§ Set exercise:
Keep only the lines that hold the string "from", filtering out the rest of the entries below.
— begin Information given —
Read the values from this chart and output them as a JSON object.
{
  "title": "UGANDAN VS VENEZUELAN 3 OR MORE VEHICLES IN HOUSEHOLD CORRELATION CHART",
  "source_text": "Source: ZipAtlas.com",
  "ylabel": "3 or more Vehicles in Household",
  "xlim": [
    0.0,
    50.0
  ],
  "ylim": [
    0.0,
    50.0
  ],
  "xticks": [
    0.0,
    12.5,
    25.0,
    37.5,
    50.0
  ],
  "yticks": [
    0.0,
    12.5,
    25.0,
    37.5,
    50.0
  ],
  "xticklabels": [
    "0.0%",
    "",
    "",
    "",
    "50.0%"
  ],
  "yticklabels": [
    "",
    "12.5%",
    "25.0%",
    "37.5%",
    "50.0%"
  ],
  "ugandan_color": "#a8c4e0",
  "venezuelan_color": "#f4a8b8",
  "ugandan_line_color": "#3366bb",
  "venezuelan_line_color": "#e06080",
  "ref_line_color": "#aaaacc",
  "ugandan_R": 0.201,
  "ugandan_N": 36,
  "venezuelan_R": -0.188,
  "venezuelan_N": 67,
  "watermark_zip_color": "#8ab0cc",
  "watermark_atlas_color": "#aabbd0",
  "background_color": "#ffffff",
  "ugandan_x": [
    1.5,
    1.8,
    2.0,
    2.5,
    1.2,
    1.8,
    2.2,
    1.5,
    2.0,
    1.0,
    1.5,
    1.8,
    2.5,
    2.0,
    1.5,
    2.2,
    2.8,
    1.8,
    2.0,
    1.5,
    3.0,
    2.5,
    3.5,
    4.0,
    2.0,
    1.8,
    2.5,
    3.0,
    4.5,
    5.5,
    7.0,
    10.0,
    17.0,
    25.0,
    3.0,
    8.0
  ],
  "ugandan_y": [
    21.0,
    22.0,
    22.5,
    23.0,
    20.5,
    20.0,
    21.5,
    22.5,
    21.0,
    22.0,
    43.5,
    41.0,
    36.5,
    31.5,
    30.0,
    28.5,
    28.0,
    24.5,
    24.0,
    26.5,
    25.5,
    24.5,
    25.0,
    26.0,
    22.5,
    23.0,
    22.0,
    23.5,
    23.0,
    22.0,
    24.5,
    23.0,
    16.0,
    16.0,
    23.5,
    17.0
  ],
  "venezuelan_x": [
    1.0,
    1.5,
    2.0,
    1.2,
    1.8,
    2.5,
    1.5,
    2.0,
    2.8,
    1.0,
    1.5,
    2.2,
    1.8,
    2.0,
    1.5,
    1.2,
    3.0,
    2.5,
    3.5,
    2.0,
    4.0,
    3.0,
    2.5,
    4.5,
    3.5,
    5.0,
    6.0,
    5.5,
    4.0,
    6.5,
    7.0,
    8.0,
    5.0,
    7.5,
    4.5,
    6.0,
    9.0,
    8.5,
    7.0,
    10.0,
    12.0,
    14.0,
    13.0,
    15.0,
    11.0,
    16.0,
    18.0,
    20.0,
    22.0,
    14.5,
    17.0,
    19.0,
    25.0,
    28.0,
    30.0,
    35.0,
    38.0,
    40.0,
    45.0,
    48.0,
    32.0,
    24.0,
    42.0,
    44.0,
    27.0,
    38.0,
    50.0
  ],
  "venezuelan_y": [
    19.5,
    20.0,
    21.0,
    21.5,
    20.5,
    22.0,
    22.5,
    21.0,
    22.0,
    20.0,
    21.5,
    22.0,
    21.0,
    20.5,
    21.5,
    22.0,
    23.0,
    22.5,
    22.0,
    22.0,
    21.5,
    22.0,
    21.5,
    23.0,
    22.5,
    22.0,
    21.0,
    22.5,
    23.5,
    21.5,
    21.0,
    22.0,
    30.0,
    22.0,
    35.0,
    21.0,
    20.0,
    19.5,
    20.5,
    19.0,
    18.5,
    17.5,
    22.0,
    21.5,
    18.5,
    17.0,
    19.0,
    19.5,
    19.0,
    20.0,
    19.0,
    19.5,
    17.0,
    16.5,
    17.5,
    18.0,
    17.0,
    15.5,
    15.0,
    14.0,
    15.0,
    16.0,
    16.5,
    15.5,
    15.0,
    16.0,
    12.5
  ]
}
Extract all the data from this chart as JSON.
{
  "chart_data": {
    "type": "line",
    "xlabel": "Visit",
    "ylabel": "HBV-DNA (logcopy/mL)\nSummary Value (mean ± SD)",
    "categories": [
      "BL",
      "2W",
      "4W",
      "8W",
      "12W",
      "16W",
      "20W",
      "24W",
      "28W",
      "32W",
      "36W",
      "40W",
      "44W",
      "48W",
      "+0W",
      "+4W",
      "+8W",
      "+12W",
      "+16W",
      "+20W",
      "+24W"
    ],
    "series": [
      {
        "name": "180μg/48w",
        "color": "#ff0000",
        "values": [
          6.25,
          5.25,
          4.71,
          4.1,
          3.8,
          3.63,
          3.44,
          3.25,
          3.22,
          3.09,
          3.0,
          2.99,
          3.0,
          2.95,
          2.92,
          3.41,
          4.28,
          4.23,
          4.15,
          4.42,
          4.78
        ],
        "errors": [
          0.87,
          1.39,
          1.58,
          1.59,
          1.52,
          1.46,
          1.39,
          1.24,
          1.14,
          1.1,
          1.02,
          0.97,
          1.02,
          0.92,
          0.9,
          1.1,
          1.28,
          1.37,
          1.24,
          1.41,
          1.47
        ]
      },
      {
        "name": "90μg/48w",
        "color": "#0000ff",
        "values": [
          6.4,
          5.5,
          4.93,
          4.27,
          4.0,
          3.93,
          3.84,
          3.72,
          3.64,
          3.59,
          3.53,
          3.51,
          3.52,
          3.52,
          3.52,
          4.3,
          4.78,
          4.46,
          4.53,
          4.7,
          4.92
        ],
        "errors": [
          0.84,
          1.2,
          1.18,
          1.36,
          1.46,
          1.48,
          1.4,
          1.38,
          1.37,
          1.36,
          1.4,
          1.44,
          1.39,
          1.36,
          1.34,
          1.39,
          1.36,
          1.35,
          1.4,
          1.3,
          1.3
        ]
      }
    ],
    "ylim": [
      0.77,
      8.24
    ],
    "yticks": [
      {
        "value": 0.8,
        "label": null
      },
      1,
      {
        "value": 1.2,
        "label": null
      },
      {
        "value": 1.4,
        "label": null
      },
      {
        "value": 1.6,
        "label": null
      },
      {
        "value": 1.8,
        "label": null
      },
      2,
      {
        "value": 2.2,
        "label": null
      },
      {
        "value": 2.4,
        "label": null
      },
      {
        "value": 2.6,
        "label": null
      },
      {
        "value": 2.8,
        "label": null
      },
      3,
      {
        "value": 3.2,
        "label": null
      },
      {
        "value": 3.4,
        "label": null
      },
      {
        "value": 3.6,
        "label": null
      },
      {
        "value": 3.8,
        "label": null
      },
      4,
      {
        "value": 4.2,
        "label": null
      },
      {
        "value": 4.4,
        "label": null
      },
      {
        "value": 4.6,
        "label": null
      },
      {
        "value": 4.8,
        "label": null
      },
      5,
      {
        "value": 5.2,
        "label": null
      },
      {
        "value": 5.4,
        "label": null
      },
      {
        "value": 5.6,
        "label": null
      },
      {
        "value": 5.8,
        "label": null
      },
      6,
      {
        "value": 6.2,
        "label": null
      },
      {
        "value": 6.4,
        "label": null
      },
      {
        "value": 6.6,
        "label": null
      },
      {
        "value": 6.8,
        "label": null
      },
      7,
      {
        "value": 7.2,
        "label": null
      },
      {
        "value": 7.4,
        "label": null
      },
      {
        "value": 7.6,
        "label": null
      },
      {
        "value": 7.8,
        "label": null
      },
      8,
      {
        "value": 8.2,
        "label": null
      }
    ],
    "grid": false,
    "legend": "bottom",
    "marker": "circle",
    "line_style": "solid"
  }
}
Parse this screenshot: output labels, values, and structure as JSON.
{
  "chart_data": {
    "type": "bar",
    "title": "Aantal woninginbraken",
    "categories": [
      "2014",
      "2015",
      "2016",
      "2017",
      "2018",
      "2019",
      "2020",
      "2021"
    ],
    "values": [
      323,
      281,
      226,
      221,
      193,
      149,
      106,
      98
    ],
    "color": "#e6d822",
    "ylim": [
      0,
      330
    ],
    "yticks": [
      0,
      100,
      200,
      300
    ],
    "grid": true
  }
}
— end Information given —
§ Response to this task:
Read the values from this chart and output them as a JSON object.
Extract all the data from this chart as JSON.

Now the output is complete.